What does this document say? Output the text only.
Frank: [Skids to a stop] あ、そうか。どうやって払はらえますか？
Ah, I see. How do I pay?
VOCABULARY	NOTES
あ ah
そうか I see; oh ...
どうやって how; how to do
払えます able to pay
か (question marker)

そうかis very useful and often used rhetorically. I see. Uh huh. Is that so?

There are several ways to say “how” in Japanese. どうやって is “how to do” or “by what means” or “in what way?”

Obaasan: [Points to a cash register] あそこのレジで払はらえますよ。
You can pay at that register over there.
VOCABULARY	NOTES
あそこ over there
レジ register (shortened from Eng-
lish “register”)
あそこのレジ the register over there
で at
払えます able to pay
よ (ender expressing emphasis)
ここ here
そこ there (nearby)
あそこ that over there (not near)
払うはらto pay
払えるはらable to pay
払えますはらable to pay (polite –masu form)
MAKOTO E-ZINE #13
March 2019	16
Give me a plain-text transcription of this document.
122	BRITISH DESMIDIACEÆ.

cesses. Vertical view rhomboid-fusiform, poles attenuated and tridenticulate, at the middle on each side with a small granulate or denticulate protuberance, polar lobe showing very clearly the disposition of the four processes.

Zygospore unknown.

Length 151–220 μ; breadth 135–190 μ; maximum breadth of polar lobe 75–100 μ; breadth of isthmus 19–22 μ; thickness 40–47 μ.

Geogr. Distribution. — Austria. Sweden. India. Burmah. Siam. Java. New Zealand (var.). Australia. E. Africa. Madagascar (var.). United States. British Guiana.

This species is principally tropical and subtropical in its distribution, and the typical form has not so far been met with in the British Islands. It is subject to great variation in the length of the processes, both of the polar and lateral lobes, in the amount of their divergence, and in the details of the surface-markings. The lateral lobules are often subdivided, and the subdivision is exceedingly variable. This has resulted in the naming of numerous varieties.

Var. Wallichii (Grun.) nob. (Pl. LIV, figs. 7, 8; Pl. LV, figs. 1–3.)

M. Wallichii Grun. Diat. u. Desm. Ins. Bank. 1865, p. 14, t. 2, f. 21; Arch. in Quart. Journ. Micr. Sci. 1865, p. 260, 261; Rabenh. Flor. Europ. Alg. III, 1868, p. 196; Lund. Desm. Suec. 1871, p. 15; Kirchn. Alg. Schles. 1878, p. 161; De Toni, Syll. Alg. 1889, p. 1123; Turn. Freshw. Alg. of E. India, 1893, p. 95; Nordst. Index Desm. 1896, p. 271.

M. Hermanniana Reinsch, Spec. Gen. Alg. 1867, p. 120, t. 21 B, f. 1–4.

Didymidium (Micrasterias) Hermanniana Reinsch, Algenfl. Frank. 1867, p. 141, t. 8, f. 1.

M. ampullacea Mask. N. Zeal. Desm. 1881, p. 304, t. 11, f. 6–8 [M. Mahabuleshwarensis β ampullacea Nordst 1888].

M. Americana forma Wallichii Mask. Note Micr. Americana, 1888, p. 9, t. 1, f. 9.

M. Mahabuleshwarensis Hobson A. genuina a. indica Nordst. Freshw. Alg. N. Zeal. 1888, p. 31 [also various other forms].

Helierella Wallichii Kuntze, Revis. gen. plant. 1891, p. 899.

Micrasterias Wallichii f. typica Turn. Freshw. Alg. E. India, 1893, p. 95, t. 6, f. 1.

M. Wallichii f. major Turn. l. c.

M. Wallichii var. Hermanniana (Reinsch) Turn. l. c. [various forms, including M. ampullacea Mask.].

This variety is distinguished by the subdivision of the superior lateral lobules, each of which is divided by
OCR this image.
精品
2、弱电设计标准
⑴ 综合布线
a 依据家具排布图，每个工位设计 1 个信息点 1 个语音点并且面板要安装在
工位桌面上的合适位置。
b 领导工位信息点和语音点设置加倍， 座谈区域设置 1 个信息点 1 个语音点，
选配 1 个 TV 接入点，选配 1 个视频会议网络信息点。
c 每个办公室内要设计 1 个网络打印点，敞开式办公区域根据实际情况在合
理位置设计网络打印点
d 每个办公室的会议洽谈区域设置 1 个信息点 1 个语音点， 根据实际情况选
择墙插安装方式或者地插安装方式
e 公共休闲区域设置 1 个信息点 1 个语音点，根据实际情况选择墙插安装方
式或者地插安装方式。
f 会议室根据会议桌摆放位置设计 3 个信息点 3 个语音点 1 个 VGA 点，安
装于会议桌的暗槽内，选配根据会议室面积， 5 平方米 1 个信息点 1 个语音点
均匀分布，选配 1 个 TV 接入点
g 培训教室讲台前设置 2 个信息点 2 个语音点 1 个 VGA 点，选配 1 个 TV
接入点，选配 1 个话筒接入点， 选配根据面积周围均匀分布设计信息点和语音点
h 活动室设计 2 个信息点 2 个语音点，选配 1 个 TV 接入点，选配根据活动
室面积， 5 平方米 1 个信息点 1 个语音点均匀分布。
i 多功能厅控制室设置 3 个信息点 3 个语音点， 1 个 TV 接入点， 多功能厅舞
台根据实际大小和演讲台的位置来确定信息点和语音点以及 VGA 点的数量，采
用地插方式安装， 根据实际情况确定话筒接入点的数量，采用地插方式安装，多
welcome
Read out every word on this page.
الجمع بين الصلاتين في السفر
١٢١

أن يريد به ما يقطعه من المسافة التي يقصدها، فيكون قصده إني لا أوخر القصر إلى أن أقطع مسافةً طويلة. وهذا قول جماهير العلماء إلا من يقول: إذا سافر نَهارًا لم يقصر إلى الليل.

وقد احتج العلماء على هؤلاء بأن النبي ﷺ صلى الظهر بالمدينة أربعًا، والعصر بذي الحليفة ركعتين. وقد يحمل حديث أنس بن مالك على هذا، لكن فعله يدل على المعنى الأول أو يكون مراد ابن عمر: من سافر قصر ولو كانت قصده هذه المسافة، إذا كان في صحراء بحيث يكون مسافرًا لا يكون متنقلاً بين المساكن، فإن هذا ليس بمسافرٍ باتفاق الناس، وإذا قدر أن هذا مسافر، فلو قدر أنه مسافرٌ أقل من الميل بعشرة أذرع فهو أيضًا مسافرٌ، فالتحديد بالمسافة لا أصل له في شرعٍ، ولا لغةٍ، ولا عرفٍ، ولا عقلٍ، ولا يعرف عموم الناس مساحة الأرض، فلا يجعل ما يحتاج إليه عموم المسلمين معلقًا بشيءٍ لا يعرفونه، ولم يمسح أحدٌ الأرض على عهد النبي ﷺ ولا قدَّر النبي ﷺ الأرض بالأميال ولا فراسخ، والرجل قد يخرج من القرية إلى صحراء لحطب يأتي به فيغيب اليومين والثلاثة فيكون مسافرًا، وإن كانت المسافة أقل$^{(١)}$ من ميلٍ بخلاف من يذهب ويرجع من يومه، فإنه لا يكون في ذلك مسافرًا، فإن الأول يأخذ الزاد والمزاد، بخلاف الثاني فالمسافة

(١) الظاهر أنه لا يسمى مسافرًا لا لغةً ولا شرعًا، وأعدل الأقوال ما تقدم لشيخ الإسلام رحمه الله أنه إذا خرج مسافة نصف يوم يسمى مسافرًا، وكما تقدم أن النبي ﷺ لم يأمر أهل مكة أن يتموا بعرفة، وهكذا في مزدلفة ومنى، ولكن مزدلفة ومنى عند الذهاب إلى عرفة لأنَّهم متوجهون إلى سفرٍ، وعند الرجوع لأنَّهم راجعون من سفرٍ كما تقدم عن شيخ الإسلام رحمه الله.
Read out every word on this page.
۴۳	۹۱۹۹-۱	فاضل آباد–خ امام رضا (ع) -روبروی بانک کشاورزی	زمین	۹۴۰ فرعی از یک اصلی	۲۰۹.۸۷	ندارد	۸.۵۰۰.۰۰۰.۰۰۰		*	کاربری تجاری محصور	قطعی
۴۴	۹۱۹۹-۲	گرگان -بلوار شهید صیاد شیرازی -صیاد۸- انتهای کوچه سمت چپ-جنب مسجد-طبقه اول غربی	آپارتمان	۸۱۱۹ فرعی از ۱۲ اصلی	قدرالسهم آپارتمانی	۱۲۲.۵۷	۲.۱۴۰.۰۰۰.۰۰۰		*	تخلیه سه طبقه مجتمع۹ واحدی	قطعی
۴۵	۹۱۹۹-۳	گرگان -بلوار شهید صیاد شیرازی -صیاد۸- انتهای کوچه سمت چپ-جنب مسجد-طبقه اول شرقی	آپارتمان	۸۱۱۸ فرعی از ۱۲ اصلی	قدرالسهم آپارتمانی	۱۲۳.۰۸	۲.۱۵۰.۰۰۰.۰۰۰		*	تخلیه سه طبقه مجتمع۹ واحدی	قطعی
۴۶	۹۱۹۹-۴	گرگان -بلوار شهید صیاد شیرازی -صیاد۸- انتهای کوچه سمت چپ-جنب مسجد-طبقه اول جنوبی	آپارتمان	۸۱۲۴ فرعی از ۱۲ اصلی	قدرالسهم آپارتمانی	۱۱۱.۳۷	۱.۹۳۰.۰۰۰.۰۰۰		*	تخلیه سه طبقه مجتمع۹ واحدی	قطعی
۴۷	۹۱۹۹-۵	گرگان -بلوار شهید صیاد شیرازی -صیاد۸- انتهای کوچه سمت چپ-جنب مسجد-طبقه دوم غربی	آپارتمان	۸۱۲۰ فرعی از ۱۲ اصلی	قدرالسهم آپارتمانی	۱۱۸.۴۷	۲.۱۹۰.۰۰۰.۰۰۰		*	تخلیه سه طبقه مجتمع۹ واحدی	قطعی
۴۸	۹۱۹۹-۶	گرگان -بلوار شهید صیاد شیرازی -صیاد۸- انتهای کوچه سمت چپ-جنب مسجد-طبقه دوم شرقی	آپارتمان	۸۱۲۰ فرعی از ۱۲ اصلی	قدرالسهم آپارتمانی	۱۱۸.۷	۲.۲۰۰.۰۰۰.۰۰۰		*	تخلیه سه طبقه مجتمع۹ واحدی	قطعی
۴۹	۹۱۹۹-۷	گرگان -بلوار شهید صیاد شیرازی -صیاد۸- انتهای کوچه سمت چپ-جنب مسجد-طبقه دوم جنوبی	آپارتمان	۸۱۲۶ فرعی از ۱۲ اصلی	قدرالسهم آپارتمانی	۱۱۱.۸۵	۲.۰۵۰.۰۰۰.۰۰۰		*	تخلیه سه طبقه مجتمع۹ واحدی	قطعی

§ REQUIRED TASK
List all lines above in which the string "个信息点" appears.

§ THE COMPLETED TASK
a 依据家具排布图，每个工位设计 1 个信息点 1 个语音点并且面板要安装在
b 领导工位信息点和语音点设置加倍， 座谈区域设置 1 个信息点 1 个语音点，
d 每个办公室的会议洽谈区域设置 1 个信息点 1 个语音点， 根据实际情况选
e 公共休闲区域设置 1 个信息点 1 个语音点，根据实际情况选择墙插安装方
f 会议室根据会议桌摆放位置设计 3 个信息点 3 个语音点 1 个 VGA 点，安
装于会议桌的暗槽内，选配根据会议室面积， 5 平方米 1 个信息点 1 个语音点
g 培训教室讲台前设置 2 个信息点 2 个语音点 1 个 VGA 点，选配 1 个 TV
h 活动室设计 2 个信息点 2 个语音点，选配 1 个 TV 接入点，选配根据活动
室面积， 5 平方米 1 个信息点 1 个语音点均匀分布。
i 多功能厅控制室设置 3 个信息点 3 个语音点， 1 个 TV 接入点， 多功能厅舞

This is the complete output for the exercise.